Supplied passage:

+===+

On what evidence do you base this claim?

Anonymous said...

Hesp,

I've already cited that evidence in our discussions. When the sharia issue has been raised in Canada and the U.K.--both of which are more "PC MC" than the U.S.--there was a large majority of opposition. I don't have links to the polls, but they're there somewhere, because this is all a matter of public record and was reported widely in the news in recent years. (In Canada, the issue came to a head in the fall of 2005). Also witness the recent overwhelmingly hostile reaction to the Archbishop of Canterbury's recent musings about the introduction of some sharia law in the U.K. (I've mentioned this in our email exchange, and it was already documented at JW/DW from mainstream news sources).

Anyways, you and Nobody are fixed on the idea that somehow by claiming "Islam is evil" or some such variant statement this is somehow going to improve matters. I disagree, but there is no point in belaboring that discussion further.

Hesperado said...

kab,

"Also witness the recent overwhelmingly hostile reaction to the Archbishop of Canterbury's recent musings about the introduction of some sharia law in the U.K. (I've mentioned this in our email exchange, and it was already documented at JW/DW from mainstream news sources)."

+===+

Data records:
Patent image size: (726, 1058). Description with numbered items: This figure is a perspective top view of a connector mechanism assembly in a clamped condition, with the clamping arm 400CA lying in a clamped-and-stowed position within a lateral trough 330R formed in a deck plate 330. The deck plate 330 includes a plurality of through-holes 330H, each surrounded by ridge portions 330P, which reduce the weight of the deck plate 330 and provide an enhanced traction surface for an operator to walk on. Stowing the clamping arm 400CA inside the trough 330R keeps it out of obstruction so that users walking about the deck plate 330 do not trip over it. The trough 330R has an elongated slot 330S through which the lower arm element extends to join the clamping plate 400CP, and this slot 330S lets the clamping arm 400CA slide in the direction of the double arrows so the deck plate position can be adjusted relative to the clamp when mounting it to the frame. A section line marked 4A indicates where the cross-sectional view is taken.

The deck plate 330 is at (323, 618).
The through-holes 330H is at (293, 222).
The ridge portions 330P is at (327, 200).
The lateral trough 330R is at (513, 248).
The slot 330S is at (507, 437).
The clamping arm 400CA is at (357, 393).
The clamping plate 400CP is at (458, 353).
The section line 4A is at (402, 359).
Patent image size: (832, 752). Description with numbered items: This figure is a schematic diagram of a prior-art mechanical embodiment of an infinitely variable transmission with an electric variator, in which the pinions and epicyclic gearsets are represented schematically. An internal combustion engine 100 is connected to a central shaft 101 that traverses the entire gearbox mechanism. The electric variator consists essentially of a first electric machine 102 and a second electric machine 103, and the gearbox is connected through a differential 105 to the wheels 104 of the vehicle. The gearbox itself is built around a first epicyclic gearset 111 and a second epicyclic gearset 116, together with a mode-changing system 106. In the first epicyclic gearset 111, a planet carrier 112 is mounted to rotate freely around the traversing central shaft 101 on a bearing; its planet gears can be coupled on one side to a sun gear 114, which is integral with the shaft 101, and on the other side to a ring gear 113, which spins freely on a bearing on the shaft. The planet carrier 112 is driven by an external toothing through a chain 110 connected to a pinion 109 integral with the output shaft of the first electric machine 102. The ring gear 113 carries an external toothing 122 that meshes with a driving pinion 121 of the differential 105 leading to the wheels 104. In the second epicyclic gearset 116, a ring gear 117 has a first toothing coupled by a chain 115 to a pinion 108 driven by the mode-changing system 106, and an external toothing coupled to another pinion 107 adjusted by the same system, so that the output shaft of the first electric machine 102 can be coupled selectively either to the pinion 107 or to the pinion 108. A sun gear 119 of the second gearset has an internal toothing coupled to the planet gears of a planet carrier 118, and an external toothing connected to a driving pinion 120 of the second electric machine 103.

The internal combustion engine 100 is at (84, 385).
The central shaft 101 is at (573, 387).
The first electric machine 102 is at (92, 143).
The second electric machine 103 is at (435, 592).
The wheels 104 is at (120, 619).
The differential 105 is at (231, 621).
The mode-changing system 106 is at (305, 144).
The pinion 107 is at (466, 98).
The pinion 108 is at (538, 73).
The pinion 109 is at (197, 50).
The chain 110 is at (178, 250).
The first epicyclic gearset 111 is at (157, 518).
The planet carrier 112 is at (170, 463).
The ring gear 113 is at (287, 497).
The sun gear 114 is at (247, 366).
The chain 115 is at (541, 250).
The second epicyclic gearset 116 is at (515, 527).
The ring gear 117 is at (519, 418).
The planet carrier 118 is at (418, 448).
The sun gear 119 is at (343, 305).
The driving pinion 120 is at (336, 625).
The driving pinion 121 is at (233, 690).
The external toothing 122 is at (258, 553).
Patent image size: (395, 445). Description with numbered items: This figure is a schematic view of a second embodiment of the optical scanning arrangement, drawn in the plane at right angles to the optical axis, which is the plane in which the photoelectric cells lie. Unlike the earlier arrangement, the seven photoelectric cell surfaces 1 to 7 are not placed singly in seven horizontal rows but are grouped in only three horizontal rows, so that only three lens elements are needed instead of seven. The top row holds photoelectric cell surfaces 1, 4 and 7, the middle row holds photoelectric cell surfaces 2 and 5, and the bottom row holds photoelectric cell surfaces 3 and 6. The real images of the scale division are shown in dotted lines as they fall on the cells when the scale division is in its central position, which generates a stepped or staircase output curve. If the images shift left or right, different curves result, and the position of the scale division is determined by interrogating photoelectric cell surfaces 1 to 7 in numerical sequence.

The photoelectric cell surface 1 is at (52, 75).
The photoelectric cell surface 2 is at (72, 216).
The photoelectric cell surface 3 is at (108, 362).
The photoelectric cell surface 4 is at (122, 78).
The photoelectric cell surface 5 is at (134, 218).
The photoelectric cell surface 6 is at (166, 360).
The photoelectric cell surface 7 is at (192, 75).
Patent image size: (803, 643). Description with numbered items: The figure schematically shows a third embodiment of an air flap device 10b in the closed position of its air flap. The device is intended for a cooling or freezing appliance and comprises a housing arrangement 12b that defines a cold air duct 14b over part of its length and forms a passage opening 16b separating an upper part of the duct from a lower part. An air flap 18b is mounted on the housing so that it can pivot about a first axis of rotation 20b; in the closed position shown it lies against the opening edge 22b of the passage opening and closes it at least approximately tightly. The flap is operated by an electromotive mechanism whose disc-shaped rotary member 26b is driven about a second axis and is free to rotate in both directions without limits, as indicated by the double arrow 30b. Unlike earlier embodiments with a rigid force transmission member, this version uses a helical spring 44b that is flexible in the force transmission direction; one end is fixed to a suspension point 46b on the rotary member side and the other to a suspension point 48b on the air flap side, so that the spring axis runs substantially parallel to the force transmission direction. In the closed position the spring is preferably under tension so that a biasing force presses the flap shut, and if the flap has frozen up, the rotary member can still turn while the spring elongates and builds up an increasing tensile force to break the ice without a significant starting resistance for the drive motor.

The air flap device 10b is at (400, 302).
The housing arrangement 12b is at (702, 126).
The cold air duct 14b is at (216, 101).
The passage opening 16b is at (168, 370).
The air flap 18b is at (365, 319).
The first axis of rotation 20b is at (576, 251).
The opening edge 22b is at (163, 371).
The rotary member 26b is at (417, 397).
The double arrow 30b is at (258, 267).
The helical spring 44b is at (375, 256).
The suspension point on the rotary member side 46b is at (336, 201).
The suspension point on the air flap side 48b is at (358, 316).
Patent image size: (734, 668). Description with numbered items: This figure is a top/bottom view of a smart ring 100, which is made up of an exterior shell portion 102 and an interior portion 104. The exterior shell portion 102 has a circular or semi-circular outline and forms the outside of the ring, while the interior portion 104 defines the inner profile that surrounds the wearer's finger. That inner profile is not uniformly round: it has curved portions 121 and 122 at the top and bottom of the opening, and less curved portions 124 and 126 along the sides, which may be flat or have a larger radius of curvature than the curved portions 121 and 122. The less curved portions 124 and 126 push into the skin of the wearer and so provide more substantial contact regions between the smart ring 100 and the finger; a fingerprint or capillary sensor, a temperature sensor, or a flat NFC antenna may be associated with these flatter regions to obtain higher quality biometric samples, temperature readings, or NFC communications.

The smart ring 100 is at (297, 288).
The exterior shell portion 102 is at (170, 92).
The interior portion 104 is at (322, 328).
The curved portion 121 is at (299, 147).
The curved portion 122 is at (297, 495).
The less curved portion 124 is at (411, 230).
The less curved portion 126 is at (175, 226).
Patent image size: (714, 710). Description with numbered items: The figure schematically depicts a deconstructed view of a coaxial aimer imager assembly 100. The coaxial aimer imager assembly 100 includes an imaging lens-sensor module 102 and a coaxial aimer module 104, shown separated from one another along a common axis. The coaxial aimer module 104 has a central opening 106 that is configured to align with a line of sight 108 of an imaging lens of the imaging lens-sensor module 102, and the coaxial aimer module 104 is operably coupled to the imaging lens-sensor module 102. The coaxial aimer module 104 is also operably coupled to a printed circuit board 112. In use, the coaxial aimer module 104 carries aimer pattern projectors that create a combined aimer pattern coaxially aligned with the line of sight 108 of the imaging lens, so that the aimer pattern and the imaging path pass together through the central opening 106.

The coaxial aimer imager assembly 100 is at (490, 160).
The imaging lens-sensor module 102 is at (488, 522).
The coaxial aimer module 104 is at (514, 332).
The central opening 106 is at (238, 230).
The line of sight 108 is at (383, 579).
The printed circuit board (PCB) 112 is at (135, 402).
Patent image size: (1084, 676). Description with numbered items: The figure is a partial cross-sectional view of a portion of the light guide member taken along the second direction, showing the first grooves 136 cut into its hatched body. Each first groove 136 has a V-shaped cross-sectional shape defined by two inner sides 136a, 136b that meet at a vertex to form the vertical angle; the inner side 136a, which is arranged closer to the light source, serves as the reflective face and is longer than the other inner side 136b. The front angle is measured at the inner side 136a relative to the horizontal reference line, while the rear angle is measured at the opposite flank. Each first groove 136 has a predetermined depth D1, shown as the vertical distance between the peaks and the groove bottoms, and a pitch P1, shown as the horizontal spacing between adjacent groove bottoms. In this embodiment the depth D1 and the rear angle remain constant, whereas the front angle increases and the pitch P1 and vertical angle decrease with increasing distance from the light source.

+===+

Things to do:
[1] According to the comment exchange about sharia law, when did the sharia issue come to a head in Canada?
[2] Extend the comment exchange about sharia law, picking up directly after its last line.

Answer set:
[1] In the fall of 2005.

[2]
I went back over the Dhimmi Watch archives for February 2008 (the month when the Archbishop made his statement about sharia law) -- I see only that there was opposition from certain bishops, some representatives of UK political parties, and the Prime Minister. I see nothing about the general public. While it's encouraging that those few influential (and mostly "elite") voices came out vocally to criticize the Archbishop, that does not establish your claim that the general public does not want sharia. At best, one would have to infer such a general public sentiment from the fact that such politico-religious elites in a free democracy (such as the UK) often tend to act on the basis of their solicitousness of the public.

Anonymous said...

Hesp,

I don't have time to dig up all the sources. I did take a rather lengthy run around the internet trying to get sources for the polls, etc., but can't find anything reliable (what else is new...such is the internet). I'm going on the basis of memory for this; I did not keep files for this the way I keep files for Islamic references. Regarding proposed introduction of sharia in family law, I followed the Canadian cases in Ontario and Quebec closely, and I also followed the U.K. case. In all those cases there was overwhelming opposition from the general public, with opposition over 90%.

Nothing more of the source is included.